Task to complete
Would you output the whole listing below, exactly as it reads?

Records
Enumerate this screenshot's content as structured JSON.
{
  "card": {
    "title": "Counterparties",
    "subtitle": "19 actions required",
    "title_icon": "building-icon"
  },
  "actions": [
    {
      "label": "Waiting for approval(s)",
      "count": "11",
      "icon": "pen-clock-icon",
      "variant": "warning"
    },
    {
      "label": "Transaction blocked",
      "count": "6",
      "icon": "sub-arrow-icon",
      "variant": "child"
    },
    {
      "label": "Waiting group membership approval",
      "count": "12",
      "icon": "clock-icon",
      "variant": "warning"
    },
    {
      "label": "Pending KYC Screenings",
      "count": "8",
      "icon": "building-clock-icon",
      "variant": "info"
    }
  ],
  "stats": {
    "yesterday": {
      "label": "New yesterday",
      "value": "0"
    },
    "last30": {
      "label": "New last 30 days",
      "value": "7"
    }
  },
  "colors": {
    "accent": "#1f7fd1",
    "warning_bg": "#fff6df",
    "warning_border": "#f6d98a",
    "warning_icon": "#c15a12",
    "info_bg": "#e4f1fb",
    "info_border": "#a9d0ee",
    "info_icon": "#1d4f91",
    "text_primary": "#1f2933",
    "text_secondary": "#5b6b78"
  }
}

Result for this exercise
Enumerate this screenshot's content as structured JSON.
{
  "card": {
    "title": "Counterparties",
    "subtitle": "19 actions required",
    "title_icon": "building-icon"
  },
  "actions": [
    {
      "label": "Waiting for approval(s)",
      "count": "11",
      "icon": "pen-clock-icon",
      "variant": "warning"
    },
    {
      "label": "Transaction blocked",
      "count": "6",
      "icon": "sub-arrow-icon",
      "variant": "child"
    },
    {
      "label": "Waiting group membership approval",
      "count": "12",
      "icon": "clock-icon",
      "variant": "warning"
    },
    {
      "label": "Pending KYC Screenings",
      "count": "8",
      "icon": "building-clock-icon",
      "variant": "info"
    }
  ],
  "stats": {
    "yesterday": {
      "label": "New yesterday",
      "value": "0"
    },
    "last30": {
      "label": "New last 30 days",
      "value": "7"
    }
  },
  "colors": {
    "accent": "#1f7fd1",
    "warning_bg": "#fff6df",
    "warning_border": "#f6d98a",
    "warning_icon": "#c15a12",
    "info_bg": "#e4f1fb",
    "info_border": "#a9d0ee",
    "info_icon": "#1d4f91",
    "text_primary": "#1f2933",
    "text_secondary": "#5b6b78"
  }
}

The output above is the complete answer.